Stored data
::::::

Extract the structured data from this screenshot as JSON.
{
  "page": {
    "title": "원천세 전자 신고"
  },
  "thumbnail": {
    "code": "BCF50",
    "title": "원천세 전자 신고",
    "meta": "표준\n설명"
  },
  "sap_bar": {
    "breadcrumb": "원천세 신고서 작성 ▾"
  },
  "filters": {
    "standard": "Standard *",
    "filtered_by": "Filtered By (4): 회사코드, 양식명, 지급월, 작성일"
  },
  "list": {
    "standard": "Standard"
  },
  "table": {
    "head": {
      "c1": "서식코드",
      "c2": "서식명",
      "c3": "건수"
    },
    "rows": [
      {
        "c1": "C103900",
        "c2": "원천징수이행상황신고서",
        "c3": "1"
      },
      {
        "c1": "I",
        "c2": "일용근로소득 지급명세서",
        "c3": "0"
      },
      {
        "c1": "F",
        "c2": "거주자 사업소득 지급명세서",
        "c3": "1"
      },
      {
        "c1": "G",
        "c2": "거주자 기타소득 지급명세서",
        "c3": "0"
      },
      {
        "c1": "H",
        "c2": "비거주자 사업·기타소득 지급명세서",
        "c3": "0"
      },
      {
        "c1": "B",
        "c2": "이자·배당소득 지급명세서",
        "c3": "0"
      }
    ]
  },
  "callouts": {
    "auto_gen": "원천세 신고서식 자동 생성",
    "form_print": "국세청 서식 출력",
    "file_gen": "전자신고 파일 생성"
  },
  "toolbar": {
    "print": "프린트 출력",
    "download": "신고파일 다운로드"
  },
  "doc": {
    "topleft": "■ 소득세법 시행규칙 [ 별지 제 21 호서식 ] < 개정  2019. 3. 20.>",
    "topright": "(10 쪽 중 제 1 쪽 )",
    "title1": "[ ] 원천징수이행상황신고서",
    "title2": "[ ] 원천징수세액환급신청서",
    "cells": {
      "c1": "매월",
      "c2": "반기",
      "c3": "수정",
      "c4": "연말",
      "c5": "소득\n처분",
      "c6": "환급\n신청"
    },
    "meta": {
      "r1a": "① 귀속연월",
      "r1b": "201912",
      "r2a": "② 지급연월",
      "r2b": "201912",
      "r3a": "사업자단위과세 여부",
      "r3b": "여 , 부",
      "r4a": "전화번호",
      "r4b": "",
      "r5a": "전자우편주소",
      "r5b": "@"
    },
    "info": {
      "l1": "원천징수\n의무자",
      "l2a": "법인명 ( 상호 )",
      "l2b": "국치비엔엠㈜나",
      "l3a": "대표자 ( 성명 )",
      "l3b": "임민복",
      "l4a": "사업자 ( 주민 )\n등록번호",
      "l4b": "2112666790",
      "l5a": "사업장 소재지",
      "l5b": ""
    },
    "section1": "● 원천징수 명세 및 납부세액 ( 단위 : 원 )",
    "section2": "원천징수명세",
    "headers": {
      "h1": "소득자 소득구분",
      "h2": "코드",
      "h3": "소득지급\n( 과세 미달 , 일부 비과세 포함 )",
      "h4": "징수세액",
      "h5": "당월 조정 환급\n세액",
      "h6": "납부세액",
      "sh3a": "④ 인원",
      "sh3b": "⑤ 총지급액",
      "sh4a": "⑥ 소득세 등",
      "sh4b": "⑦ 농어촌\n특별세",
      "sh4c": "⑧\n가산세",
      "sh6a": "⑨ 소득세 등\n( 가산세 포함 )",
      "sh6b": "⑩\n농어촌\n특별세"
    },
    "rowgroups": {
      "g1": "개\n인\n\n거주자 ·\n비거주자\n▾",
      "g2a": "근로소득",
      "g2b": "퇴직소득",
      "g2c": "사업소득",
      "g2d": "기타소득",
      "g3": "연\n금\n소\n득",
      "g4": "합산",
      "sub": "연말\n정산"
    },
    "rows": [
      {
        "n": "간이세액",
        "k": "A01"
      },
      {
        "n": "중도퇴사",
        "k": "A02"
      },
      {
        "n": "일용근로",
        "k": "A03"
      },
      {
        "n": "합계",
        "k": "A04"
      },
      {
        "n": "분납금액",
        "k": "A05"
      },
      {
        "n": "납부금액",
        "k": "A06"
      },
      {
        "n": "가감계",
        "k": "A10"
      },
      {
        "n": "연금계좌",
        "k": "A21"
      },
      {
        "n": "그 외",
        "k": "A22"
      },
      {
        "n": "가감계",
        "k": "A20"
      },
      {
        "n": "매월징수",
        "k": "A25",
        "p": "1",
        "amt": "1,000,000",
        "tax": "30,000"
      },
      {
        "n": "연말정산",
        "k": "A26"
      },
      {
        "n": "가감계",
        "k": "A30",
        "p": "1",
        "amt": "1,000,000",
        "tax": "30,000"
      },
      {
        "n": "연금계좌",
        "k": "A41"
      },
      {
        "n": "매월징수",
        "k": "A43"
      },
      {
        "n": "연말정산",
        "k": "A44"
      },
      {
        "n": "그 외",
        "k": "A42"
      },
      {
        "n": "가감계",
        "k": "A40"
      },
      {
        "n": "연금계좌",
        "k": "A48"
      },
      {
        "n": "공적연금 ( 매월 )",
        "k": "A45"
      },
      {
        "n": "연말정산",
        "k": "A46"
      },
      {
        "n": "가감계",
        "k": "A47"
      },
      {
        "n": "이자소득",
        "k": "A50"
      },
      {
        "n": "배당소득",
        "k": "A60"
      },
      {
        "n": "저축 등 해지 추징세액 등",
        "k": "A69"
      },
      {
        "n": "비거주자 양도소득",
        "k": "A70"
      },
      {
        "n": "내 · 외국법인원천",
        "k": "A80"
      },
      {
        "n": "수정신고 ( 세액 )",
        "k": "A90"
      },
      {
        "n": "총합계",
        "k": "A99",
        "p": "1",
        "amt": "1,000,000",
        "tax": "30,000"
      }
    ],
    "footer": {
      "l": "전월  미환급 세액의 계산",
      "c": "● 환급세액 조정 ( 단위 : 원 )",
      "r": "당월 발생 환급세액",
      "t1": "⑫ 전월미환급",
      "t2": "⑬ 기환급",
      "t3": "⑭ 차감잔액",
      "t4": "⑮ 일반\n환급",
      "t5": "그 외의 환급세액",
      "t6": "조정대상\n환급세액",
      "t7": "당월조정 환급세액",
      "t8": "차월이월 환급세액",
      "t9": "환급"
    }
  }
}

::::::

YOUR TASK:
Every line above needs to be retyped exactly.

FINAL ANSWER:
Extract the structured data from this screenshot as JSON.
{
  "page": {
    "title": "원천세 전자 신고"
  },
  "thumbnail": {
    "code": "BCF50",
    "title": "원천세 전자 신고",
    "meta": "표준\n설명"
  },
  "sap_bar": {
    "breadcrumb": "원천세 신고서 작성 ▾"
  },
  "filters": {
    "standard": "Standard *",
    "filtered_by": "Filtered By (4): 회사코드, 양식명, 지급월, 작성일"
  },
  "list": {
    "standard": "Standard"
  },
  "table": {
    "head": {
      "c1": "서식코드",
      "c2": "서식명",
      "c3": "건수"
    },
    "rows": [
      {
        "c1": "C103900",
        "c2": "원천징수이행상황신고서",
        "c3": "1"
      },
      {
        "c1": "I",
        "c2": "일용근로소득 지급명세서",
        "c3": "0"
      },
      {
        "c1": "F",
        "c2": "거주자 사업소득 지급명세서",
        "c3": "1"
      },
      {
        "c1": "G",
        "c2": "거주자 기타소득 지급명세서",
        "c3": "0"
      },
      {
        "c1": "H",
        "c2": "비거주자 사업·기타소득 지급명세서",
        "c3": "0"
      },
      {
        "c1": "B",
        "c2": "이자·배당소득 지급명세서",
        "c3": "0"
      }
    ]
  },
  "callouts": {
    "auto_gen": "원천세 신고서식 자동 생성",
    "form_print": "국세청 서식 출력",
    "file_gen": "전자신고 파일 생성"
  },
  "toolbar": {
    "print": "프린트 출력",
    "download": "신고파일 다운로드"
  },
  "doc": {
    "topleft": "■ 소득세법 시행규칙 [ 별지 제 21 호서식 ] < 개정  2019. 3. 20.>",
    "topright": "(10 쪽 중 제 1 쪽 )",
    "title1": "[ ] 원천징수이행상황신고서",
    "title2": "[ ] 원천징수세액환급신청서",
    "cells": {
      "c1": "매월",
      "c2": "반기",
      "c3": "수정",
      "c4": "연말",
      "c5": "소득\n처분",
      "c6": "환급\n신청"
    },
    "meta": {
      "r1a": "① 귀속연월",
      "r1b": "201912",
      "r2a": "② 지급연월",
      "r2b": "201912",
      "r3a": "사업자단위과세 여부",
      "r3b": "여 , 부",
      "r4a": "전화번호",
      "r4b": "",
      "r5a": "전자우편주소",
      "r5b": "@"
    },
    "info": {
      "l1": "원천징수\n의무자",
      "l2a": "법인명 ( 상호 )",
      "l2b": "국치비엔엠㈜나",
      "l3a": "대표자 ( 성명 )",
      "l3b": "임민복",
      "l4a": "사업자 ( 주민 )\n등록번호",
      "l4b": "2112666790",
      "l5a": "사업장 소재지",
      "l5b": ""
    },
    "section1": "● 원천징수 명세 및 납부세액 ( 단위 : 원 )",
    "section2": "원천징수명세",
    "headers": {
      "h1": "소득자 소득구분",
      "h2": "코드",
      "h3": "소득지급\n( 과세 미달 , 일부 비과세 포함 )",
      "h4": "징수세액",
      "h5": "당월 조정 환급\n세액",
      "h6": "납부세액",
      "sh3a": "④ 인원",
      "sh3b": "⑤ 총지급액",
      "sh4a": "⑥ 소득세 등",
      "sh4b": "⑦ 농어촌\n특별세",
      "sh4c": "⑧\n가산세",
      "sh6a": "⑨ 소득세 등\n( 가산세 포함 )",
      "sh6b": "⑩\n농어촌\n특별세"
    },
    "rowgroups": {
      "g1": "개\n인\n\n거주자 ·\n비거주자\n▾",
      "g2a": "근로소득",
      "g2b": "퇴직소득",
      "g2c": "사업소득",
      "g2d": "기타소득",
      "g3": "연\n금\n소\n득",
      "g4": "합산",
      "sub": "연말\n정산"
    },
    "rows": [
      {
        "n": "간이세액",
        "k": "A01"
      },
      {
        "n": "중도퇴사",
        "k": "A02"
      },
      {
        "n": "일용근로",
        "k": "A03"
      },
      {
        "n": "합계",
        "k": "A04"
      },
      {
        "n": "분납금액",
        "k": "A05"
      },
      {
        "n": "납부금액",
        "k": "A06"
      },
      {
        "n": "가감계",
        "k": "A10"
      },
      {
        "n": "연금계좌",
        "k": "A21"
      },
      {
        "n": "그 외",
        "k": "A22"
      },
      {
        "n": "가감계",
        "k": "A20"
      },
      {
        "n": "매월징수",
        "k": "A25",
        "p": "1",
        "amt": "1,000,000",
        "tax": "30,000"
      },
      {
        "n": "연말정산",
        "k": "A26"
      },
      {
        "n": "가감계",
        "k": "A30",
        "p": "1",
        "amt": "1,000,000",
        "tax": "30,000"
      },
      {
        "n": "연금계좌",
        "k": "A41"
      },
      {
        "n": "매월징수",
        "k": "A43"
      },
      {
        "n": "연말정산",
        "k": "A44"
      },
      {
        "n": "그 외",
        "k": "A42"
      },
      {
        "n": "가감계",
        "k": "A40"
      },
      {
        "n": "연금계좌",
        "k": "A48"
      },
      {
        "n": "공적연금 ( 매월 )",
        "k": "A45"
      },
      {
        "n": "연말정산",
        "k": "A46"
      },
      {
        "n": "가감계",
        "k": "A47"
      },
      {
        "n": "이자소득",
        "k": "A50"
      },
      {
        "n": "배당소득",
        "k": "A60"
      },
      {
        "n": "저축 등 해지 추징세액 등",
        "k": "A69"
      },
      {
        "n": "비거주자 양도소득",
        "k": "A70"
      },
      {
        "n": "내 · 외국법인원천",
        "k": "A80"
      },
      {
        "n": "수정신고 ( 세액 )",
        "k": "A90"
      },
      {
        "n": "총합계",
        "k": "A99",
        "p": "1",
        "amt": "1,000,000",
        "tax": "30,000"
      }
    ],
    "footer": {
      "l": "전월  미환급 세액의 계산",
      "c": "● 환급세액 조정 ( 단위 : 원 )",
      "r": "당월 발생 환급세액",
      "t1": "⑫ 전월미환급",
      "t2": "⑬ 기환급",
      "t3": "⑭ 차감잔액",
      "t4": "⑮ 일반\n환급",
      "t5": "그 외의 환급세액",
      "t6": "조정대상\n환급세액",
      "t7": "당월조정 환급세액",
      "t8": "차월이월 환급세액",
      "t9": "환급"
    }
  }
}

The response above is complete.